__Stored data__.
>>

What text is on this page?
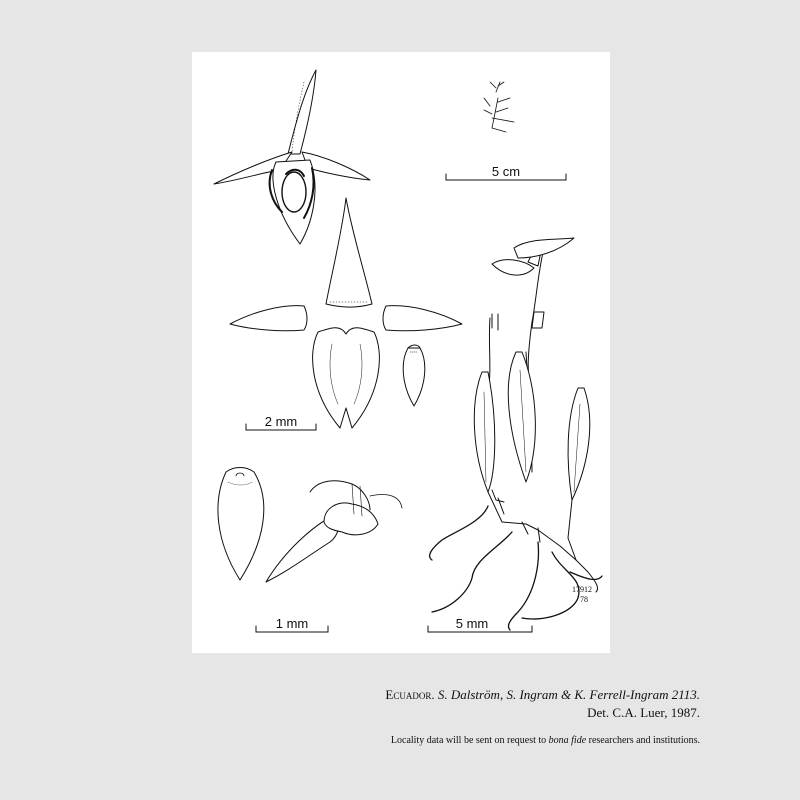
17912
78
5 cm
2 mm
1 mm	5 mm
Ecuador. S. Dalström, S. Ingram & K. Ferrell-Ingram 2113.
Det. C.A. Luer, 1987.
Locality data will be sent on request to bona fide researchers and institutions.
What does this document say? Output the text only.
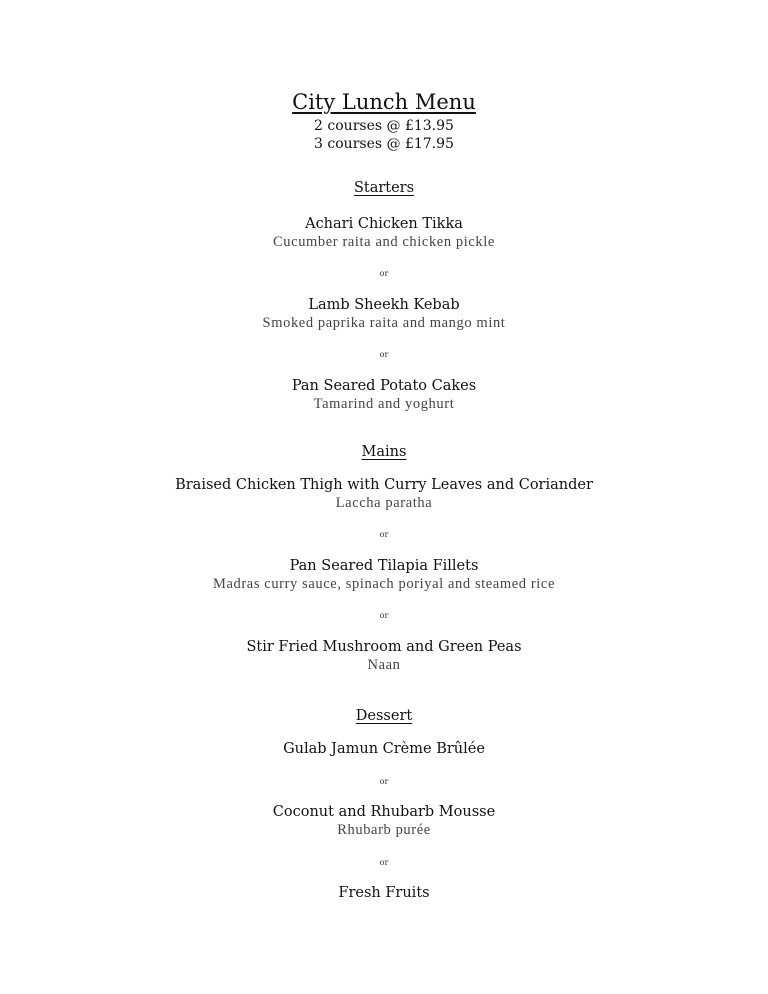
City Lunch Menu
2 courses @ £13.95
3 courses @ £17.95
Starters
Achari Chicken Tikka
Cucumber raita and chicken pickle
or
Lamb Sheekh Kebab
Smoked paprika raita and mango mint
or
Pan Seared Potato Cakes
Tamarind and yoghurt
Mains
Braised Chicken Thigh with Curry Leaves and Coriander
Laccha paratha
or
Pan Seared Tilapia Fillets
Madras curry sauce, spinach poriyal and steamed rice
or
Stir Fried Mushroom and Green Peas
Naan
Dessert
Gulab Jamun Crème Brûlée
or
Coconut and Rhubarb Mousse
Rhubarb purée
or
Fresh Fruits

<<

__Instructions for the task__. Leave out every picture, and write out exactly the lines from the one bearing "What does this" through the final line.

__Task answer__.
What does this document say? Output the text only.
City Lunch Menu
2 courses @ £13.95
3 courses @ £17.95
Starters
Achari Chicken Tikka
Cucumber raita and chicken pickle
or
Lamb Sheekh Kebab
Smoked paprika raita and mango mint
or
Pan Seared Potato Cakes
Tamarind and yoghurt
Mains
Braised Chicken Thigh with Curry Leaves and Coriander
Laccha paratha
or
Pan Seared Tilapia Fillets
Madras curry sauce, spinach poriyal and steamed rice
or
Stir Fried Mushroom and Green Peas
Naan
Dessert
Gulab Jamun Crème Brûlée
or
Coconut and Rhubarb Mousse
Rhubarb purée
or
Fresh Fruits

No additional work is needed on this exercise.